(Some records)

......

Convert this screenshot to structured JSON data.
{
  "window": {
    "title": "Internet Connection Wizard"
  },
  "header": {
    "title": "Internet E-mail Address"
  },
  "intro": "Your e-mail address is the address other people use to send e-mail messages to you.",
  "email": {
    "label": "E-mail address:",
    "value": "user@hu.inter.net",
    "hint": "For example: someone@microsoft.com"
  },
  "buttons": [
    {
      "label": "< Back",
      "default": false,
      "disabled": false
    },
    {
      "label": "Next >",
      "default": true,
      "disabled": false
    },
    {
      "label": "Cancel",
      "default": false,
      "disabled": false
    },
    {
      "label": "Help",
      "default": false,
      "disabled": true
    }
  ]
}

......

JOB:
Output the records verbatim, from the first line to the last.

RESPONSE TO THIS EXERCISE:
Convert this screenshot to structured JSON data.
{
  "window": {
    "title": "Internet Connection Wizard"
  },
  "header": {
    "title": "Internet E-mail Address"
  },
  "intro": "Your e-mail address is the address other people use to send e-mail messages to you.",
  "email": {
    "label": "E-mail address:",
    "value": "user@hu.inter.net",
    "hint": "For example: someone@microsoft.com"
  },
  "buttons": [
    {
      "label": "< Back",
      "default": false,
      "disabled": false
    },
    {
      "label": "Next >",
      "default": true,
      "disabled": false
    },
    {
      "label": "Cancel",
      "default": false,
      "disabled": false
    },
    {
      "label": "Help",
      "default": false,
      "disabled": true
    }
  ]
}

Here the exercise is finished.